_TO BE DONE_.
The entries below are to be transcribed in full, without their images.

[Collected data]
══════

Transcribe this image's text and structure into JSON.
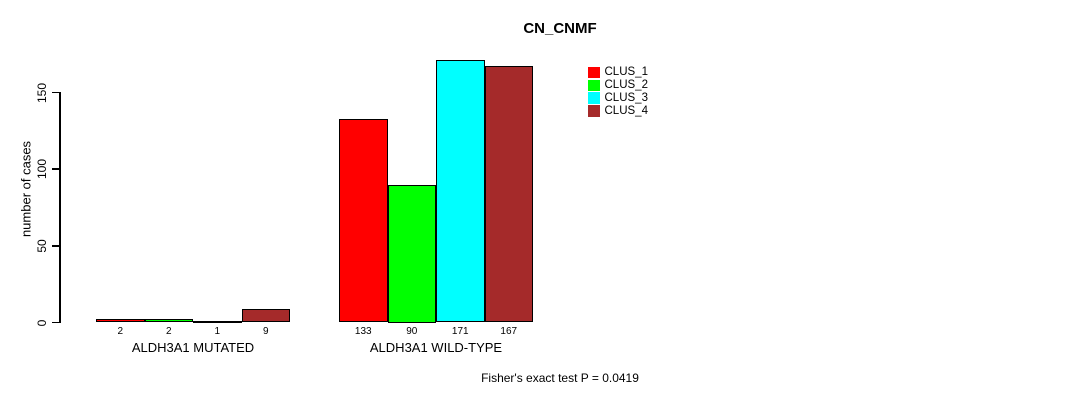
{
  "chart_data": {
    "type": "bar",
    "title": "CN_CNMF",
    "ylabel": "number of cases",
    "xlabel": "",
    "categories": [
      "ALDH3A1 MUTATED",
      "ALDH3A1 WILD-TYPE"
    ],
    "series": [
      {
        "name": "CLUS_1",
        "color": "#FF0000",
        "values": [
          2,
          133
        ]
      },
      {
        "name": "CLUS_2",
        "color": "#00FF00",
        "values": [
          2,
          90
        ]
      },
      {
        "name": "CLUS_3",
        "color": "#00FFFF",
        "values": [
          1,
          171
        ]
      },
      {
        "name": "CLUS_4",
        "color": "#A52A2A",
        "values": [
          9,
          167
        ]
      }
    ],
    "bar_value_labels": [
      [
        "2",
        "2",
        "1",
        "9"
      ],
      [
        "133",
        "90",
        "171",
        "167"
      ]
    ],
    "yticks": [
      0,
      50,
      100,
      150
    ],
    "ytick_labels": [
      "0",
      "50",
      "100",
      "150"
    ],
    "ylim": [
      0,
      175
    ],
    "grid": false,
    "legend_position": "upper-middle-right",
    "legend_entries": [
      "CLUS_1",
      "CLUS_2",
      "CLUS_3",
      "CLUS_4"
    ],
    "annotation": "Fisher's exact test P = 0.0419",
    "bar_border_color": "#000000",
    "text_color": "#000000",
    "background_color": "#FFFFFF"
  }
}
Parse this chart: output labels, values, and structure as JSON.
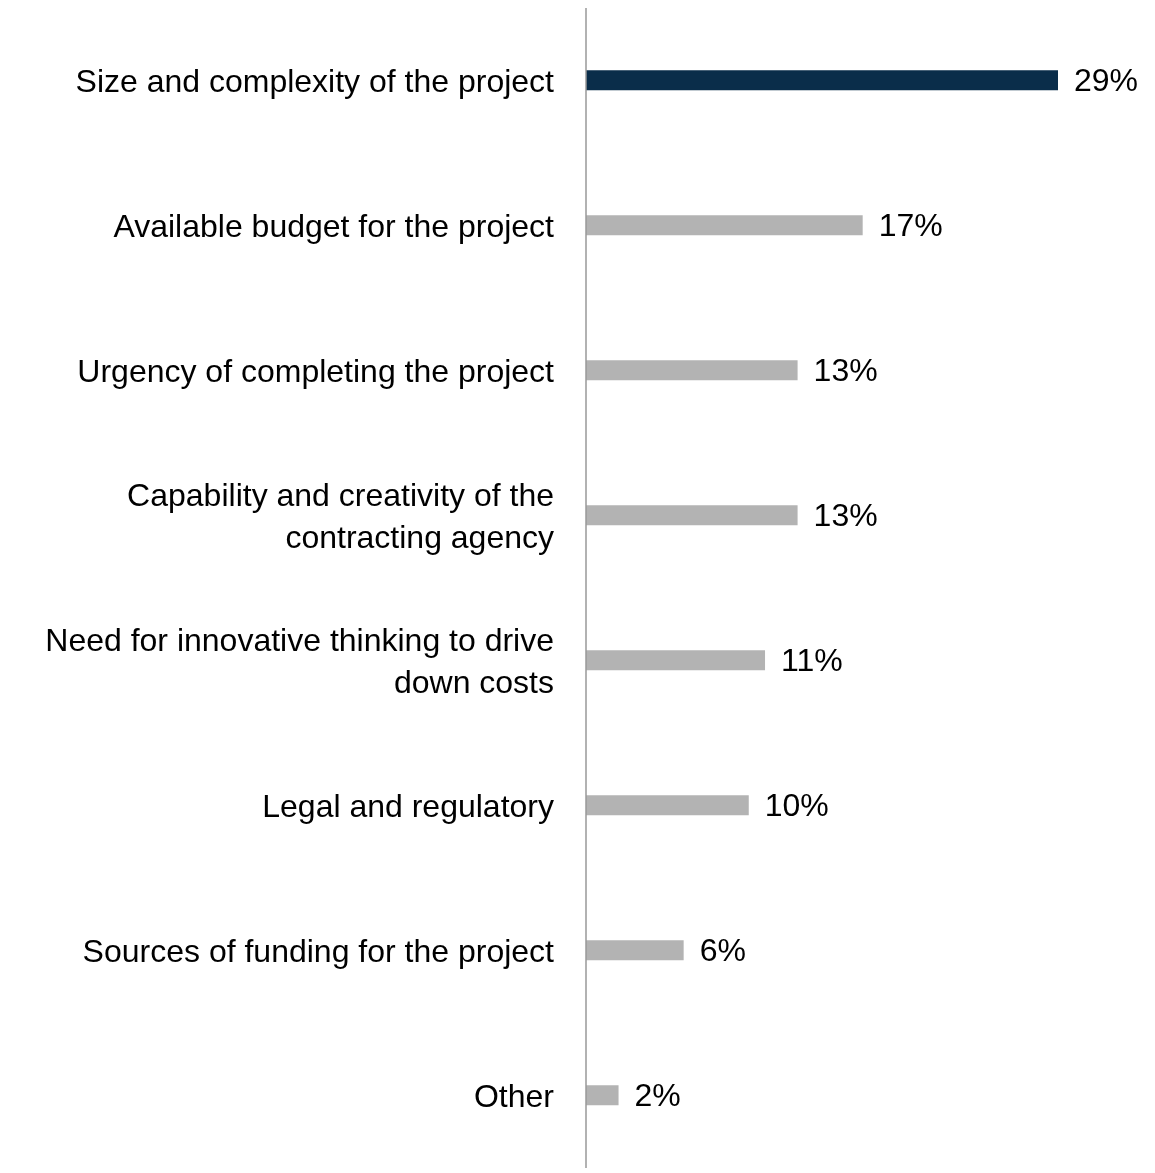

══════

_TASK RESULT_.
Transcribe this image's text and structure into JSON.
{
  "chart_data": {
    "type": "bar",
    "title": "CN_CNMF",
    "ylabel": "number of cases",
    "xlabel": "",
    "categories": [
      "ALDH3A1 MUTATED",
      "ALDH3A1 WILD-TYPE"
    ],
    "series": [
      {
        "name": "CLUS_1",
        "color": "#FF0000",
        "values": [
          2,
          133
        ]
      },
      {
        "name": "CLUS_2",
        "color": "#00FF00",
        "values": [
          2,
          90
        ]
      },
      {
        "name": "CLUS_3",
        "color": "#00FFFF",
        "values": [
          1,
          171
        ]
      },
      {
        "name": "CLUS_4",
        "color": "#A52A2A",
        "values": [
          9,
          167
        ]
      }
    ],
    "bar_value_labels": [
      [
        "2",
        "2",
        "1",
        "9"
      ],
      [
        "133",
        "90",
        "171",
        "167"
      ]
    ],
    "yticks": [
      0,
      50,
      100,
      150
    ],
    "ytick_labels": [
      "0",
      "50",
      "100",
      "150"
    ],
    "ylim": [
      0,
      175
    ],
    "grid": false,
    "legend_position": "upper-middle-right",
    "legend_entries": [
      "CLUS_1",
      "CLUS_2",
      "CLUS_3",
      "CLUS_4"
    ],
    "annotation": "Fisher's exact test P = 0.0419",
    "bar_border_color": "#000000",
    "text_color": "#000000",
    "background_color": "#FFFFFF"
  }
}
Parse this chart: output labels, values, and structure as JSON.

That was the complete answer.